Data records
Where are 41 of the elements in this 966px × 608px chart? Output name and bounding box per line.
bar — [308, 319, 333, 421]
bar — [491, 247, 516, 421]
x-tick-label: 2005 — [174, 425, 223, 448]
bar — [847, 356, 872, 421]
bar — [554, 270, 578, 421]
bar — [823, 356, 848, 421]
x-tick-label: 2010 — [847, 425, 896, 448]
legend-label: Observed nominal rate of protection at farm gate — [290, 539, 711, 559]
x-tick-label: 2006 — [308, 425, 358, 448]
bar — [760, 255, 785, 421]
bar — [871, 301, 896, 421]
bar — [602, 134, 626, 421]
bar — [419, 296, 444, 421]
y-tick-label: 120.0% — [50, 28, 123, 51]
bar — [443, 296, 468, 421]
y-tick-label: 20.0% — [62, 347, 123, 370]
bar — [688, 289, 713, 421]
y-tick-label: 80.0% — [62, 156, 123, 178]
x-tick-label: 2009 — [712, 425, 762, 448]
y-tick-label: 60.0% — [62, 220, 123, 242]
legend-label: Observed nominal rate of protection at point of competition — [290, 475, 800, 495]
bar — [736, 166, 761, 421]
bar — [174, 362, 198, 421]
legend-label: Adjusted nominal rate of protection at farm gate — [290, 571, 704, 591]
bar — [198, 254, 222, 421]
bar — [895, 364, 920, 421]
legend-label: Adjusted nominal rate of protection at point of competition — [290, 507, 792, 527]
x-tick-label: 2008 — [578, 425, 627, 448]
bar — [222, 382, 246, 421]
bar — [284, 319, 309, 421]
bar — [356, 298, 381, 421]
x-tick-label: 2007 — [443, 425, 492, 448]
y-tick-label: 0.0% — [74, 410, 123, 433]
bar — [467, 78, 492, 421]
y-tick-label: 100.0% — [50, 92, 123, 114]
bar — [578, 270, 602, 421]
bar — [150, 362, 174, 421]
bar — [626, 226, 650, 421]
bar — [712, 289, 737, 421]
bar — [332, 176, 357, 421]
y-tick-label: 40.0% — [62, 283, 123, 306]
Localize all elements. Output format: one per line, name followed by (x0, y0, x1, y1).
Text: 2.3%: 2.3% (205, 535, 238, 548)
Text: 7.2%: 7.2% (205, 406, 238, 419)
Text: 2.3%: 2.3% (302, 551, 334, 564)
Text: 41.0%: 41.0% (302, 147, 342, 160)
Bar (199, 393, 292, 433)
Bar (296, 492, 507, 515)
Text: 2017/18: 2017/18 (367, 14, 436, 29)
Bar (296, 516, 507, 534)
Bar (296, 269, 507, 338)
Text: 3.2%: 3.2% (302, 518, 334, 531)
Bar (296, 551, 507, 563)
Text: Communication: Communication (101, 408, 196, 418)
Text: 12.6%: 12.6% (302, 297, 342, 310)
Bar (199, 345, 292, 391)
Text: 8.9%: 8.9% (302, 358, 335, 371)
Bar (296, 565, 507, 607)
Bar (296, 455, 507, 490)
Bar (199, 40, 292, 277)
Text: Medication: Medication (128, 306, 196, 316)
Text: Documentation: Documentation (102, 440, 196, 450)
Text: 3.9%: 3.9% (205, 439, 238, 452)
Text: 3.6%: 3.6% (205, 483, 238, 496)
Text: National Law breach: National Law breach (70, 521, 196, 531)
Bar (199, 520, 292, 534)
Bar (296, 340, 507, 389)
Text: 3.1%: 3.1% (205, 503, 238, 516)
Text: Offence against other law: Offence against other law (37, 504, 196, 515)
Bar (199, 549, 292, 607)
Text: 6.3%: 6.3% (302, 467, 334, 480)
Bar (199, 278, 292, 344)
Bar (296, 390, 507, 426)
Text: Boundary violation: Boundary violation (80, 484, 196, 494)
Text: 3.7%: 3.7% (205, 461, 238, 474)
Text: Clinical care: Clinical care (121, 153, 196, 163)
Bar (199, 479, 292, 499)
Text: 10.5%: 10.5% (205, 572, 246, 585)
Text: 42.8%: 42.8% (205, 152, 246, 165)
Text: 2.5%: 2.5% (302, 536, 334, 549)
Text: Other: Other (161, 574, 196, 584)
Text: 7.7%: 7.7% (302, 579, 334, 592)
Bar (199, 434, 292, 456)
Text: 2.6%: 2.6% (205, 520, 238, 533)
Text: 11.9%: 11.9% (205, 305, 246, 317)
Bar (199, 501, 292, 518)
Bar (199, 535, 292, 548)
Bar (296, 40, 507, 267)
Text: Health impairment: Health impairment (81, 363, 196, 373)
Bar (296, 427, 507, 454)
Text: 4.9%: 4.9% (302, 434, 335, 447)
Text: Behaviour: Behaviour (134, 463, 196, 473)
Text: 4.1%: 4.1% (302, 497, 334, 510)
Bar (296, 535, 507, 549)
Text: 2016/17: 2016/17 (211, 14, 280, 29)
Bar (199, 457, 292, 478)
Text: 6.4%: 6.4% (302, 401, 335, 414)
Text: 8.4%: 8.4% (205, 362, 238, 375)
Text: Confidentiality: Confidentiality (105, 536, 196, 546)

WRITTEN TASK. Return everything from the start of the records down to and including the line containing "Text: Medication: Medication", reproducing each line with no changes.

SOLUTION TO THE PROBLEM.
Where are 41 of the elements in this 966px × 608px chart? Output name and bounding box per line.
bar — [308, 319, 333, 421]
bar — [491, 247, 516, 421]
x-tick-label: 2005 — [174, 425, 223, 448]
bar — [847, 356, 872, 421]
bar — [554, 270, 578, 421]
bar — [823, 356, 848, 421]
x-tick-label: 2010 — [847, 425, 896, 448]
legend-label: Observed nominal rate of protection at farm gate — [290, 539, 711, 559]
x-tick-label: 2006 — [308, 425, 358, 448]
bar — [760, 255, 785, 421]
bar — [871, 301, 896, 421]
bar — [602, 134, 626, 421]
bar — [419, 296, 444, 421]
y-tick-label: 120.0% — [50, 28, 123, 51]
bar — [443, 296, 468, 421]
y-tick-label: 20.0% — [62, 347, 123, 370]
bar — [688, 289, 713, 421]
y-tick-label: 80.0% — [62, 156, 123, 178]
x-tick-label: 2009 — [712, 425, 762, 448]
y-tick-label: 60.0% — [62, 220, 123, 242]
legend-label: Observed nominal rate of protection at point of competition — [290, 475, 800, 495]
bar — [736, 166, 761, 421]
bar — [174, 362, 198, 421]
legend-label: Adjusted nominal rate of protection at farm gate — [290, 571, 704, 591]
bar — [198, 254, 222, 421]
bar — [895, 364, 920, 421]
legend-label: Adjusted nominal rate of protection at point of competition — [290, 507, 792, 527]
x-tick-label: 2008 — [578, 425, 627, 448]
bar — [222, 382, 246, 421]
bar — [284, 319, 309, 421]
bar — [356, 298, 381, 421]
x-tick-label: 2007 — [443, 425, 492, 448]
y-tick-label: 0.0% — [74, 410, 123, 433]
bar — [467, 78, 492, 421]
y-tick-label: 100.0% — [50, 92, 123, 114]
bar — [578, 270, 602, 421]
bar — [150, 362, 174, 421]
bar — [626, 226, 650, 421]
bar — [712, 289, 737, 421]
bar — [332, 176, 357, 421]
y-tick-label: 40.0% — [62, 283, 123, 306]
Localize all elements. Output format: one per line, name followed by (x0, y0, x1, y1).
Text: 2.3%: 2.3% (205, 535, 238, 548)
Text: 7.2%: 7.2% (205, 406, 238, 419)
Text: 2.3%: 2.3% (302, 551, 334, 564)
Text: 41.0%: 41.0% (302, 147, 342, 160)
Bar (199, 393, 292, 433)
Bar (296, 492, 507, 515)
Text: 2017/18: 2017/18 (367, 14, 436, 29)
Bar (296, 516, 507, 534)
Bar (296, 269, 507, 338)
Text: 3.2%: 3.2% (302, 518, 334, 531)
Bar (296, 551, 507, 563)
Text: Communication: Communication (101, 408, 196, 418)
Text: 12.6%: 12.6% (302, 297, 342, 310)
Bar (199, 345, 292, 391)
Text: 8.9%: 8.9% (302, 358, 335, 371)
Bar (296, 565, 507, 607)
Bar (296, 455, 507, 490)
Bar (199, 40, 292, 277)
Text: Medication: Medication (128, 306, 196, 316)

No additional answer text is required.